Selected text START
Colorado’s monthly marijuana sales top $100 million

But stashing all that cash remains a growing problem for ganjapreneurs

Colorado’s monthly marijuana sales top $100 million

Marijuana sales blazed past the $100 million mark for the first time in August, the Denver Post reported over the weekend.

According to sales data from Colorado’s Department of Revenue released Friday, sales of recreational pot topped $59.2 million for the month, while medical marijuana dispensaries pulled in $41.4 million, for a combined $100.6 million — the highest monthly total since legal recreational cannabis sales began there in January 2014.

“It means that $100 million is going to licensed, taxpaying businesses, creating jobs and helping to build new schools,” Dan Riffle, director of federal policies for the Marijuana Policy Project, told Yahoo News, “instead of going to cartels and drug dealers — as is the case in the 46 states that don’t regulate marijuana.”

It was also the seventh time in eight months that marijuana sales in Colorado have exceeded the previous month’s total. In May, combined recreational and medical sales ($74.31 million) fell marginally from April ($74.64 million).

In Washington state, retail pot sellers had been enjoying month-to-month jumps until July, when revenues from recreational marijuana were $31.1 million, or down about 6 percent from June, according to data from the state Liquor and Cannabis Board. Despite the dip, Washington’s recreational pot sales are on pace to surpass $300 million this year.

And in Oregon, where legal recreational sales began earlier this month, pot retailers pulled in an estimated $11 million — or more than double the $5 million worth of recreational marijuana sold in Colorado the first week it was legal to do so.

Combined, marijuana sales in Colorado, Washington and Oregon will easily surpass $1 billion in 2015 — and may hit $1 billion in Colorado alone.

So where do they stash all that cash? For budding ganjapreneurs, cannabusiness owners and lawmakers from those states, that’s the billion-dollar question currently facing the marijuana industry.

“I’ve gone through at least eight banks,” Shaun Gindi, owner of Colorado’s Compassionate Pain Management, told Bloomberg Business.

“We’re on our 15th bank right now,” Andrew DeAngelo, director of operations at Harborside Health Center in Oakland, told CNBC in June.

According to the U.S. Treasury Department, just 220 of the more than 7,600 banks and credit unions in the country accept so-called “cannabis cash” because marijuana still violates federal law.
Selected text END
Listed entries START
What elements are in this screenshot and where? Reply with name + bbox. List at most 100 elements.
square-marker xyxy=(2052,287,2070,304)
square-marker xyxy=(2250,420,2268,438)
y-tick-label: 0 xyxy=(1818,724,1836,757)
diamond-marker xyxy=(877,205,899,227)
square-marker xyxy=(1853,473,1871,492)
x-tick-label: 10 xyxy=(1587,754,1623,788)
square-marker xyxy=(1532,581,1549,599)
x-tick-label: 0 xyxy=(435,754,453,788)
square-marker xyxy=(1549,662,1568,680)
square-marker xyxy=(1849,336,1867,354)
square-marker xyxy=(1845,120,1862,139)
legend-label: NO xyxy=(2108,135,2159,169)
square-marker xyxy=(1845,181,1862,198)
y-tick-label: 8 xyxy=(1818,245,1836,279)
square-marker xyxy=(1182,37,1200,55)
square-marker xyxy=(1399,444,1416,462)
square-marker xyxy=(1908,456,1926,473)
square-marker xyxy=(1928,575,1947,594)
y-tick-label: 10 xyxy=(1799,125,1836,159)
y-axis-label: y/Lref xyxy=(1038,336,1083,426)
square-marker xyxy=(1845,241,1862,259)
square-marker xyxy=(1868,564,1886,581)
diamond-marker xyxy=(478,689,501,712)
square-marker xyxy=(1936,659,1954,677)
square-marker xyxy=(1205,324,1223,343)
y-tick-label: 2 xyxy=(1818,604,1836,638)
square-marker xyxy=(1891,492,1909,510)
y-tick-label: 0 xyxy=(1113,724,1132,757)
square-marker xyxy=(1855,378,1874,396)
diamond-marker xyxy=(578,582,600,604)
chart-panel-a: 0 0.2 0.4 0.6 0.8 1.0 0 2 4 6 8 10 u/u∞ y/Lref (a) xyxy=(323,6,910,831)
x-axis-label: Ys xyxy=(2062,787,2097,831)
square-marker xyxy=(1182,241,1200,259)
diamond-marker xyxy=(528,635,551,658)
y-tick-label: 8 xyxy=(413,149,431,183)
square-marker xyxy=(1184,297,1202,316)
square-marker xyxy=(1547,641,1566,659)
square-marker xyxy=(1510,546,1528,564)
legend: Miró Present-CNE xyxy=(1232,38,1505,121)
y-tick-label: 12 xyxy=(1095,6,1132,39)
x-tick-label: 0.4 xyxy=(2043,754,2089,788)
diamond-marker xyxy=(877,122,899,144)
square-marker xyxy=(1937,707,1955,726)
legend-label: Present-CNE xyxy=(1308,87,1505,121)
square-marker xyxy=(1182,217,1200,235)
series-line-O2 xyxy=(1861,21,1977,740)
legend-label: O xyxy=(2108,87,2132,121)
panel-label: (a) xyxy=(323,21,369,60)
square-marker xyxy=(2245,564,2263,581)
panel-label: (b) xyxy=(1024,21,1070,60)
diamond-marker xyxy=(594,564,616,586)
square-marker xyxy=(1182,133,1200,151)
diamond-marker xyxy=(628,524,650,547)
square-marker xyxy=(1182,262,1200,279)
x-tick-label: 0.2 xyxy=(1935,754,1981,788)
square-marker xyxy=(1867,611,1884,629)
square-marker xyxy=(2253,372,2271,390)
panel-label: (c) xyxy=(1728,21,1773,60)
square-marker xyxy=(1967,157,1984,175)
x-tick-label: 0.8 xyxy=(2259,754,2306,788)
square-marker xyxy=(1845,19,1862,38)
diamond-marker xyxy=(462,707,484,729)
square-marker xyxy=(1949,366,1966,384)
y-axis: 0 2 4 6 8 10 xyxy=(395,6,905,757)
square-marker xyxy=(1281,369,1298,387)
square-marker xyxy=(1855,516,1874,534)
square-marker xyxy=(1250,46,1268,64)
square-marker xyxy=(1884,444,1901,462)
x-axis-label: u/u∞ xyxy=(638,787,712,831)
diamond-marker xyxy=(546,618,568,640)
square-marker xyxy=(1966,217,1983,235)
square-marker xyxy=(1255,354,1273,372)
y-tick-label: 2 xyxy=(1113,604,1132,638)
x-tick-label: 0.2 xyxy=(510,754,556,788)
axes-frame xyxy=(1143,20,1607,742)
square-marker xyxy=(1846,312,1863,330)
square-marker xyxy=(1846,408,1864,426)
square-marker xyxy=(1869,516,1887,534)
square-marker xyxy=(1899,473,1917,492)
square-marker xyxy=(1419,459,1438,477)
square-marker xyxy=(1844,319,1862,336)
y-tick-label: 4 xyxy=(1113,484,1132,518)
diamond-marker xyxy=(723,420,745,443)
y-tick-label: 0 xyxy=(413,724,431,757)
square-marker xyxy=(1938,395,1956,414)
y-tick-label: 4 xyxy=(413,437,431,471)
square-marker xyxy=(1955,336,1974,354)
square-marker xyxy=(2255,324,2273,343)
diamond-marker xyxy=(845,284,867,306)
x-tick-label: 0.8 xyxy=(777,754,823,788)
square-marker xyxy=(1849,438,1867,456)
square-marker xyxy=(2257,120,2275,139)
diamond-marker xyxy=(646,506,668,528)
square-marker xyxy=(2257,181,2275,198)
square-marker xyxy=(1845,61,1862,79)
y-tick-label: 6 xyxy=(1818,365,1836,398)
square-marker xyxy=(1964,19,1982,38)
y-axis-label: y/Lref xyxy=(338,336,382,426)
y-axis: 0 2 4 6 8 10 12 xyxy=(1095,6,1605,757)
Listed entries END
- **Task 1**
Copy everything in the Colorado marijuana sales article from "But stashing all" down to "over the weekend.".
- **Task 2**
Summarize the Colorado marijuana sales article in two sentences.
- **Task 3**
In the Colorado marijuana sales article, how much did medical marijuana dispensaries take in during August?

- **Response 1**
But stashing all that cash remains a growing problem for ganjapreneurs

Colorado’s monthly marijuana sales top $100 million

Marijuana sales blazed past the $100 million mark for the first time in August, the Denver Post reported over the weekend.

- **Response 2**
Colorado's combined recreational and medical marijuana sales topped $100 million for the first time in August, reaching $100.6 million. Storing that cash is a growing problem for the industry, because only 220 of the more than 7,600 U.S. banks and credit unions accept it while marijuana still violates federal law.

- **Response 3**
$41.4 million.